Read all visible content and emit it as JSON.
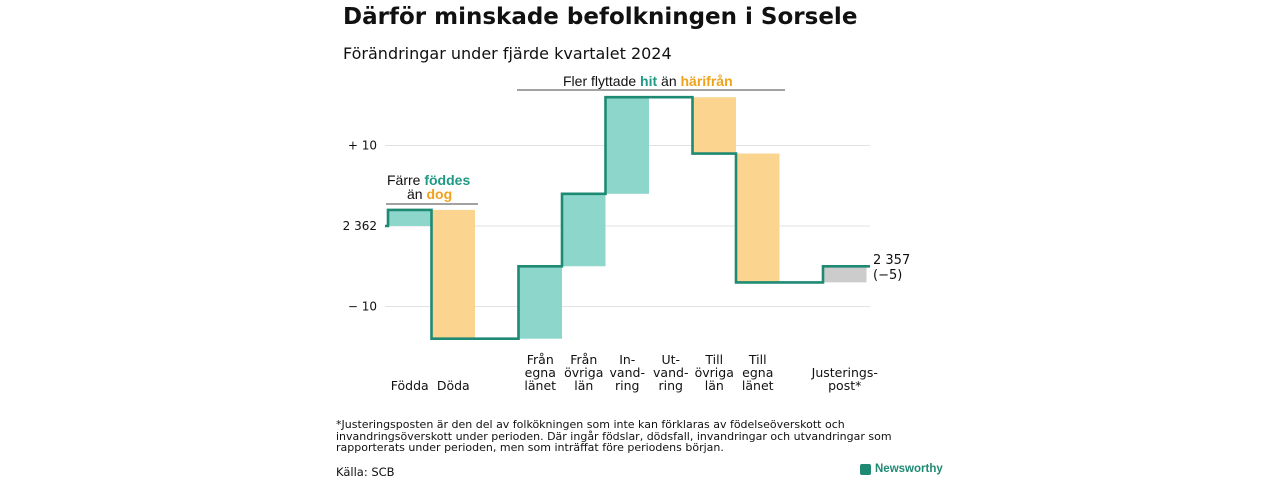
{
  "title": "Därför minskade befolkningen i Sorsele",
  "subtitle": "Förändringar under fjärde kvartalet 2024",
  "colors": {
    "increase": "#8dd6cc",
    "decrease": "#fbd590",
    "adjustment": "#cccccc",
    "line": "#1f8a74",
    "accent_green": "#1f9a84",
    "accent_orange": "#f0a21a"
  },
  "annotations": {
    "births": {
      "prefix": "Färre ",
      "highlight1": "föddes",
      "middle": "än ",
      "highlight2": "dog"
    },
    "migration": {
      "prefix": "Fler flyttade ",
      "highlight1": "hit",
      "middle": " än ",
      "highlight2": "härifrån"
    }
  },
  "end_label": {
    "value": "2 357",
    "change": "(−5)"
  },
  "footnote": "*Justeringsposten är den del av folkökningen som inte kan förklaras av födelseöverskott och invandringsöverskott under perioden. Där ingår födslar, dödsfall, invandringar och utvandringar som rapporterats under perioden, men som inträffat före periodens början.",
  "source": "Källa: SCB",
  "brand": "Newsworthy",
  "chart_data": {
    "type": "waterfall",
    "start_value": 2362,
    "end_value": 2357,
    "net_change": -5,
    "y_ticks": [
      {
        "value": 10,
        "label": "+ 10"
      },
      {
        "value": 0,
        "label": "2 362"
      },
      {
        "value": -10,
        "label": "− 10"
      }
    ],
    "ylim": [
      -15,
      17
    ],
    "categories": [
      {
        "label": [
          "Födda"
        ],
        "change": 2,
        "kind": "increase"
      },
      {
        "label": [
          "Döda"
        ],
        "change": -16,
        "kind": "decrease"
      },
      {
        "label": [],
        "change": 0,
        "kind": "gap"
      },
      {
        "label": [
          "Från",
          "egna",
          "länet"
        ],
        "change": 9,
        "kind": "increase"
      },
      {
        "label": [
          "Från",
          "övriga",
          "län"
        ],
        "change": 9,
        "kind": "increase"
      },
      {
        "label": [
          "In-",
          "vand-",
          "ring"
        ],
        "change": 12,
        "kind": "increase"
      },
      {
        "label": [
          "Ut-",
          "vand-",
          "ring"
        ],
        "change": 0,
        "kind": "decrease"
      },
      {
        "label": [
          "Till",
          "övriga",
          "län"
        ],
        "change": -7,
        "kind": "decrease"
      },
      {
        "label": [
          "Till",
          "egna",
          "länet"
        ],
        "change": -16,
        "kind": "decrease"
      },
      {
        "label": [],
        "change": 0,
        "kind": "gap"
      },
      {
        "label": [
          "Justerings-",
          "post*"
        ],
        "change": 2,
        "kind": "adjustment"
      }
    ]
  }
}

————

Directive: Produce an exact copy of each line of data, skipping embedded images.

Exercise solution:
Read all visible content and emit it as JSON.
{
  "title": "Därför minskade befolkningen i Sorsele",
  "subtitle": "Förändringar under fjärde kvartalet 2024",
  "colors": {
    "increase": "#8dd6cc",
    "decrease": "#fbd590",
    "adjustment": "#cccccc",
    "line": "#1f8a74",
    "accent_green": "#1f9a84",
    "accent_orange": "#f0a21a"
  },
  "annotations": {
    "births": {
      "prefix": "Färre ",
      "highlight1": "föddes",
      "middle": "än ",
      "highlight2": "dog"
    },
    "migration": {
      "prefix": "Fler flyttade ",
      "highlight1": "hit",
      "middle": " än ",
      "highlight2": "härifrån"
    }
  },
  "end_label": {
    "value": "2 357",
    "change": "(−5)"
  },
  "footnote": "*Justeringsposten är den del av folkökningen som inte kan förklaras av födelseöverskott och invandringsöverskott under perioden. Där ingår födslar, dödsfall, invandringar och utvandringar som rapporterats under perioden, men som inträffat före periodens början.",
  "source": "Källa: SCB",
  "brand": "Newsworthy",
  "chart_data": {
    "type": "waterfall",
    "start_value": 2362,
    "end_value": 2357,
    "net_change": -5,
    "y_ticks": [
      {
        "value": 10,
        "label": "+ 10"
      },
      {
        "value": 0,
        "label": "2 362"
      },
      {
        "value": -10,
        "label": "− 10"
      }
    ],
    "ylim": [
      -15,
      17
    ],
    "categories": [
      {
        "label": [
          "Födda"
        ],
        "change": 2,
        "kind": "increase"
      },
      {
        "label": [
          "Döda"
        ],
        "change": -16,
        "kind": "decrease"
      },
      {
        "label": [],
        "change": 0,
        "kind": "gap"
      },
      {
        "label": [
          "Från",
          "egna",
          "länet"
        ],
        "change": 9,
        "kind": "increase"
      },
      {
        "label": [
          "Från",
          "övriga",
          "län"
        ],
        "change": 9,
        "kind": "increase"
      },
      {
        "label": [
          "In-",
          "vand-",
          "ring"
        ],
        "change": 12,
        "kind": "increase"
      },
      {
        "label": [
          "Ut-",
          "vand-",
          "ring"
        ],
        "change": 0,
        "kind": "decrease"
      },
      {
        "label": [
          "Till",
          "övriga",
          "län"
        ],
        "change": -7,
        "kind": "decrease"
      },
      {
        "label": [
          "Till",
          "egna",
          "länet"
        ],
        "change": -16,
        "kind": "decrease"
      },
      {
        "label": [],
        "change": 0,
        "kind": "gap"
      },
      {
        "label": [
          "Justerings-",
          "post*"
        ],
        "change": 2,
        "kind": "adjustment"
      }
    ]
  }
}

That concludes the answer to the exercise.